Material:

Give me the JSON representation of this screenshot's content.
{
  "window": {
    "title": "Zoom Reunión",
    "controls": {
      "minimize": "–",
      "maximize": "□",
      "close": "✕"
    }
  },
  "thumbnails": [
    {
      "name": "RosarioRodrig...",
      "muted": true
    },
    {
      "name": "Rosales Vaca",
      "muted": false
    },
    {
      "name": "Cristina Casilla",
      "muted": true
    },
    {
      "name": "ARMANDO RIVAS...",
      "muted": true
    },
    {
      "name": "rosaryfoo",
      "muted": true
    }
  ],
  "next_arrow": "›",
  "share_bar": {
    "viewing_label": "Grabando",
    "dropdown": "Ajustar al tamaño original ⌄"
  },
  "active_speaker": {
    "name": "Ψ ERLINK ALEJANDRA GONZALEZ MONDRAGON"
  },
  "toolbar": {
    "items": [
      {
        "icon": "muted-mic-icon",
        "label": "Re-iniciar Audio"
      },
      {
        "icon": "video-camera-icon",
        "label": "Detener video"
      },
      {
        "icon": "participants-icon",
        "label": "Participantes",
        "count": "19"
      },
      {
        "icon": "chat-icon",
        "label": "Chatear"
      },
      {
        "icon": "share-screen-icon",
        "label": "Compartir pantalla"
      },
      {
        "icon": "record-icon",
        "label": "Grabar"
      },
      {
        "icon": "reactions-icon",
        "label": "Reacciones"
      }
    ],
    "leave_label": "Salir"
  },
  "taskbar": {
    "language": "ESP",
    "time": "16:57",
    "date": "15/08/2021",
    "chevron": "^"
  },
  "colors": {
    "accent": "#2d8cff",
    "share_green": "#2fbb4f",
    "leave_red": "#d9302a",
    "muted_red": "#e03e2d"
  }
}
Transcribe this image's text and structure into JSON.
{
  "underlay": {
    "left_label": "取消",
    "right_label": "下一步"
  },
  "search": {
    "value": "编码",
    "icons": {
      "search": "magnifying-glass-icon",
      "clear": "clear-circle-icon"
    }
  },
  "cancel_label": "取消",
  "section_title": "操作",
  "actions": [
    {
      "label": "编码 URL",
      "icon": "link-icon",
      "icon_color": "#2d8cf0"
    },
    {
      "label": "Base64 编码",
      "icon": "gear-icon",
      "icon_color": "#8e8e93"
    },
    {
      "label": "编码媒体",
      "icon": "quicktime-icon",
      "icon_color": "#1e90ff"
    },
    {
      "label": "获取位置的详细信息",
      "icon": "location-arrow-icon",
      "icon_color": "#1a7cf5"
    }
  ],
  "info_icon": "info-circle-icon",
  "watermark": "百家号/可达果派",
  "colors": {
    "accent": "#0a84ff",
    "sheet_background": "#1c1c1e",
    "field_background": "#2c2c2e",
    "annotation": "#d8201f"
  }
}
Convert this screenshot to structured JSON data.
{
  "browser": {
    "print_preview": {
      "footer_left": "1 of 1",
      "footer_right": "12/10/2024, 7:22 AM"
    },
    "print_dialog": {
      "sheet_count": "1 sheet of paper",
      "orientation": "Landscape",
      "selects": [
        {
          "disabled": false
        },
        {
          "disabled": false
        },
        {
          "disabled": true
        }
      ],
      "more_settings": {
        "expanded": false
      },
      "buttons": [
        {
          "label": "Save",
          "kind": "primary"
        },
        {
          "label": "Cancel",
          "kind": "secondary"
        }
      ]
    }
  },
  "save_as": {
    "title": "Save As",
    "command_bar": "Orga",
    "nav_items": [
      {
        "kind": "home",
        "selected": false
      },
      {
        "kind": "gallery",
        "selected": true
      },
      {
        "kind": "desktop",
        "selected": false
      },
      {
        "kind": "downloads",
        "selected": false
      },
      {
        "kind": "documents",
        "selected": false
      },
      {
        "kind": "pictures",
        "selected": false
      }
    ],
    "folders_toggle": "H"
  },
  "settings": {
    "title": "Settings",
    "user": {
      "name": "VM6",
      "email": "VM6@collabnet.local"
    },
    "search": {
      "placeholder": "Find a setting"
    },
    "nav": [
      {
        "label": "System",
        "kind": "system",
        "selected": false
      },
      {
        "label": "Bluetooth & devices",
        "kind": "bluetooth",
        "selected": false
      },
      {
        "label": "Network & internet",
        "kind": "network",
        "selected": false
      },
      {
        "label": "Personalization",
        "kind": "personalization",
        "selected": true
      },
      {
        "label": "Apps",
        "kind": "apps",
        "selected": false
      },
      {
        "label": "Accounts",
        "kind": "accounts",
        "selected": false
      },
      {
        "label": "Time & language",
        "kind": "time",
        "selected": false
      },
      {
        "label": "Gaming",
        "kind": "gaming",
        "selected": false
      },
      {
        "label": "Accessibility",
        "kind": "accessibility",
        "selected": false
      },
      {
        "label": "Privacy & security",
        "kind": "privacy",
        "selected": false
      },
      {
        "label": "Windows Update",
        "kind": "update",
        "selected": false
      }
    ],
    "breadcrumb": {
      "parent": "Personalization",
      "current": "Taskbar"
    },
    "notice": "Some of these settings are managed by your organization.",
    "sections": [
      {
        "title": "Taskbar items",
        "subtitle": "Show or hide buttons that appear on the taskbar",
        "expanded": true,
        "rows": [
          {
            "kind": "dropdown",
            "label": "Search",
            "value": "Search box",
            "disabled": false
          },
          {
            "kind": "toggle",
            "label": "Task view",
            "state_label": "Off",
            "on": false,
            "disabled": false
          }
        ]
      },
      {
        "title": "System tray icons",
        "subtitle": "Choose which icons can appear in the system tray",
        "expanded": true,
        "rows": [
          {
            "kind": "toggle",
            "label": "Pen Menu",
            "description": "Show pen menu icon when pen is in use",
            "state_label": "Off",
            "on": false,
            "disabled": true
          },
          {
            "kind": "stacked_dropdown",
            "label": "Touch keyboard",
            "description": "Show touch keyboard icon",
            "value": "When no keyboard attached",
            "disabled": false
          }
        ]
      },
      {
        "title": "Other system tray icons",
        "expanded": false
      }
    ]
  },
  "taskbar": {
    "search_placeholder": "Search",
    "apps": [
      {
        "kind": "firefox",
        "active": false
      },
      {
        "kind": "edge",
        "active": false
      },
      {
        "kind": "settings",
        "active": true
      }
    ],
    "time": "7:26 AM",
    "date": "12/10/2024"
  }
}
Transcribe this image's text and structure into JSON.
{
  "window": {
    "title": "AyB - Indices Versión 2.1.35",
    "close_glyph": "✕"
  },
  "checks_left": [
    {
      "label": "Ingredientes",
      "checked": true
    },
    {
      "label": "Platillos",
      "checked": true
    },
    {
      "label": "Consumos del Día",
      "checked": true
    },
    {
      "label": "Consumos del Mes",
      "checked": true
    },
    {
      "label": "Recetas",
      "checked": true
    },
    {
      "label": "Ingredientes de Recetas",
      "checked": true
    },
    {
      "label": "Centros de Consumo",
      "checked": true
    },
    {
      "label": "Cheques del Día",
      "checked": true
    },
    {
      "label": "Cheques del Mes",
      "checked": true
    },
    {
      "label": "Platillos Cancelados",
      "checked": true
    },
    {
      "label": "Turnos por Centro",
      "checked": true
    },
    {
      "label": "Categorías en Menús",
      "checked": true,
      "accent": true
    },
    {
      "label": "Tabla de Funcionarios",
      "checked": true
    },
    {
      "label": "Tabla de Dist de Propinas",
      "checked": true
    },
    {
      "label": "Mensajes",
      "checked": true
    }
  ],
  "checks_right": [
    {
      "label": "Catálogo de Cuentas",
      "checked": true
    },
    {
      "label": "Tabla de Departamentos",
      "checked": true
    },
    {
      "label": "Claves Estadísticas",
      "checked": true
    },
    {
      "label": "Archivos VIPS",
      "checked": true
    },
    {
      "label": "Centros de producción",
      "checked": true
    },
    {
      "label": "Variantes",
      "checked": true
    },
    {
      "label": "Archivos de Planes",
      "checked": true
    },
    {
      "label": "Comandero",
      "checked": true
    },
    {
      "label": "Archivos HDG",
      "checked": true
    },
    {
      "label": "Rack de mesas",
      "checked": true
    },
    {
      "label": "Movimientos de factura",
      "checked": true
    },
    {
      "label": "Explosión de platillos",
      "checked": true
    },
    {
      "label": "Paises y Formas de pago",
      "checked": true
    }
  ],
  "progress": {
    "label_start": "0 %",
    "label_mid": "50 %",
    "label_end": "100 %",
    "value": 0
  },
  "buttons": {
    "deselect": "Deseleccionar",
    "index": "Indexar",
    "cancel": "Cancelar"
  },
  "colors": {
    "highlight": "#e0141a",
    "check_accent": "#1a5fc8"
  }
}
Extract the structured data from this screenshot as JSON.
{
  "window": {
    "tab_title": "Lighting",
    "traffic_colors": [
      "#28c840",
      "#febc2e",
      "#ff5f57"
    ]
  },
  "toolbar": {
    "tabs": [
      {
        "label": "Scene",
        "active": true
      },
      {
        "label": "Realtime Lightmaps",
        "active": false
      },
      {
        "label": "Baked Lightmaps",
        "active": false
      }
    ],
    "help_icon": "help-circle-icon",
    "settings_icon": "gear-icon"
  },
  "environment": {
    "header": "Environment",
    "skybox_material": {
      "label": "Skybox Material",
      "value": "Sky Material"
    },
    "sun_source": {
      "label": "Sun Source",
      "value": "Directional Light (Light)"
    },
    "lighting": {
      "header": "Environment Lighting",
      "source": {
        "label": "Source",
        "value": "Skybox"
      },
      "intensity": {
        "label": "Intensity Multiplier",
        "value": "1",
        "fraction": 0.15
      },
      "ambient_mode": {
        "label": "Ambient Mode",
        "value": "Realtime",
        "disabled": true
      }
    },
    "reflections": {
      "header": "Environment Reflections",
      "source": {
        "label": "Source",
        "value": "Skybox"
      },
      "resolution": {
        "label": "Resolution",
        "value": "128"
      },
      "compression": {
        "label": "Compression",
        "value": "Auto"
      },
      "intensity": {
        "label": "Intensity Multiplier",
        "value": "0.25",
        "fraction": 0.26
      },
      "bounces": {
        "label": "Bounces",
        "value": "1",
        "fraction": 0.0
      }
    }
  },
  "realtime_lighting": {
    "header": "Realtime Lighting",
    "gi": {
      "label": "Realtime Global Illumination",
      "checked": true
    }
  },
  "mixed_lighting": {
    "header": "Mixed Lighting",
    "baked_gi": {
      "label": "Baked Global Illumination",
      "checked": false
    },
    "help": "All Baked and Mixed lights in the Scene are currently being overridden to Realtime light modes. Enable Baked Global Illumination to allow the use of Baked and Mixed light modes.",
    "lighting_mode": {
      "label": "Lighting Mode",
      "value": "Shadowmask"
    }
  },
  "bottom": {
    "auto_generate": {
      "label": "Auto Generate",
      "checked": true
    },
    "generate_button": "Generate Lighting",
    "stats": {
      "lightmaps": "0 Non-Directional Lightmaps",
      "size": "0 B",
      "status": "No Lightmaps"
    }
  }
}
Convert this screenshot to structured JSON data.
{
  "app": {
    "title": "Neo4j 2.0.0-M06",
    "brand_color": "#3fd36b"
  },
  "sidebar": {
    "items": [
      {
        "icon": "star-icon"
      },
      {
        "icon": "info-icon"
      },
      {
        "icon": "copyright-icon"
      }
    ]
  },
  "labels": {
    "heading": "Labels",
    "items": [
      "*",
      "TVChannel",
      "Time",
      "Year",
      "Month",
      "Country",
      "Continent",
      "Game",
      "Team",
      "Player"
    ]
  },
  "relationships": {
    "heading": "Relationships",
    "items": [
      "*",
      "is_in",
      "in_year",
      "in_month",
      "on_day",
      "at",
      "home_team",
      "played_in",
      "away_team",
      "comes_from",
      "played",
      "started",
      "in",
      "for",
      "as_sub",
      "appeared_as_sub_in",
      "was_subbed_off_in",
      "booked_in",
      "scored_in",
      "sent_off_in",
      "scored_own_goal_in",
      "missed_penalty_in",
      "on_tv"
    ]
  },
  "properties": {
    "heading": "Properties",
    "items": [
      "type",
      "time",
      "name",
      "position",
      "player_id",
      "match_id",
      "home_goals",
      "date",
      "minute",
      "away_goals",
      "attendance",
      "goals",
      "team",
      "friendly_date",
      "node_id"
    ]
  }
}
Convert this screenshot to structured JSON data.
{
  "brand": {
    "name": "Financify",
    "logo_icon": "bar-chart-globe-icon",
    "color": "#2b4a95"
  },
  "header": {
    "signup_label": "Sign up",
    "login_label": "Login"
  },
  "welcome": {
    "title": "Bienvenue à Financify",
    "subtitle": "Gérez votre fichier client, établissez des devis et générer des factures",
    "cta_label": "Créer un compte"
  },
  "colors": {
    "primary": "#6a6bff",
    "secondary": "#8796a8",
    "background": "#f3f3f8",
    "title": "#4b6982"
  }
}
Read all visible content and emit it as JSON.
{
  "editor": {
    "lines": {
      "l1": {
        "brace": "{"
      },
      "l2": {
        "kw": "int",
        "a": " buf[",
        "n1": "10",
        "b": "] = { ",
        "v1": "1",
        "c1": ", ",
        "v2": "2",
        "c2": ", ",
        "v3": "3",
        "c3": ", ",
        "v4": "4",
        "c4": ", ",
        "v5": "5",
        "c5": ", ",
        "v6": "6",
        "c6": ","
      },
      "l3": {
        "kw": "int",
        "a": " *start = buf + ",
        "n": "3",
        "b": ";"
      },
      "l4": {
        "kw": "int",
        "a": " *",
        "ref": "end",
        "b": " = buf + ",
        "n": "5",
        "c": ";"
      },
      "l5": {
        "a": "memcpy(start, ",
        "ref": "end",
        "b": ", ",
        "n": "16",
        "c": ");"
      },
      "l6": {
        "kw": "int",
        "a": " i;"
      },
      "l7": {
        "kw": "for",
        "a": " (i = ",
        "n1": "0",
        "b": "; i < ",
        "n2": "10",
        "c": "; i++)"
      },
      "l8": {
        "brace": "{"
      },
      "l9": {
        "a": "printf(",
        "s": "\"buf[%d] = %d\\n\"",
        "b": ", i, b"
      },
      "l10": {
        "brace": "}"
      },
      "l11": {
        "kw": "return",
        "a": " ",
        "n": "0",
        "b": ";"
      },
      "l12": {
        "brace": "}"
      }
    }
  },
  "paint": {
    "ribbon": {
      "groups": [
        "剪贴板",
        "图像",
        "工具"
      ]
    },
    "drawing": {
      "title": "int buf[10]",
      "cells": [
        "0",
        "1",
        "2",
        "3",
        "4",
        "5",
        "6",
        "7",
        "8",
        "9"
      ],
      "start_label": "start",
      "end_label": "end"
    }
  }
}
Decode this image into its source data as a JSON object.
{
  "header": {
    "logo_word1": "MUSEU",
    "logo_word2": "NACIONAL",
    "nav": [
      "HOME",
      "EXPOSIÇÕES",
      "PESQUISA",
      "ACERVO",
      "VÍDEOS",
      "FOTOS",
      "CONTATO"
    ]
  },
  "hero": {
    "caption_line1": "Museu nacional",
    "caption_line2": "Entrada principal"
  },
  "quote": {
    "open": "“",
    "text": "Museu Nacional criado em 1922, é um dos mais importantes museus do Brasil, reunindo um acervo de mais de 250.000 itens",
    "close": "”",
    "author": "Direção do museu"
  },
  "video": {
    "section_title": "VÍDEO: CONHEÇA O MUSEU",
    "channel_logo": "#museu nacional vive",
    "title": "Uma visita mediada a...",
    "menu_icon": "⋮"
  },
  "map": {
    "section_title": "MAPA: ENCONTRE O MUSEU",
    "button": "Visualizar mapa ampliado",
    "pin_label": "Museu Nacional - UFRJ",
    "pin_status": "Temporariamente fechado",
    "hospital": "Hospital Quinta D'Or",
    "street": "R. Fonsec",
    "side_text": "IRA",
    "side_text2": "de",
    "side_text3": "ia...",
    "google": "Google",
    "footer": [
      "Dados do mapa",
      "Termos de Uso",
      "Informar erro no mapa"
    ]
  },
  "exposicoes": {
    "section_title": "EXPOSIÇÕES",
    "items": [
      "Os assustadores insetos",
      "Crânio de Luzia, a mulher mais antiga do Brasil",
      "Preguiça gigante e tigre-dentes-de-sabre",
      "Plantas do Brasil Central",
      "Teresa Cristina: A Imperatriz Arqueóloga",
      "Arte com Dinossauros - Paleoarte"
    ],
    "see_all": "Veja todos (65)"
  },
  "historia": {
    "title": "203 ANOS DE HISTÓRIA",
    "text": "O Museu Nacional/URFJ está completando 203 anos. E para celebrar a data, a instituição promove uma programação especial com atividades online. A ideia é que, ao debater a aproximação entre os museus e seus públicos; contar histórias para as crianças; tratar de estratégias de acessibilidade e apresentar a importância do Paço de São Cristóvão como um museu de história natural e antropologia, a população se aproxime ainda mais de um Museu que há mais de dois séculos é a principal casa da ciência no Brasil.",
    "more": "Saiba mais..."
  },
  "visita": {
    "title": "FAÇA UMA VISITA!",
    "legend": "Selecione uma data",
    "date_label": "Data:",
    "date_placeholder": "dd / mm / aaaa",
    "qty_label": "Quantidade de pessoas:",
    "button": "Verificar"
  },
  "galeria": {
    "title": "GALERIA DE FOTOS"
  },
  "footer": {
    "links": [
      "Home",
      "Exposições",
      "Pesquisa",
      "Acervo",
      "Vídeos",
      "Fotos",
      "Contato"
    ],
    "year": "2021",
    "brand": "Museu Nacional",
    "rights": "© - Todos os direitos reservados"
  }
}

What the exercise asks:
Look above for every line with the word "Financify" and copy it.

Solution to this exercise:
    "name": "Financify",
    "title": "Bienvenue à Financify",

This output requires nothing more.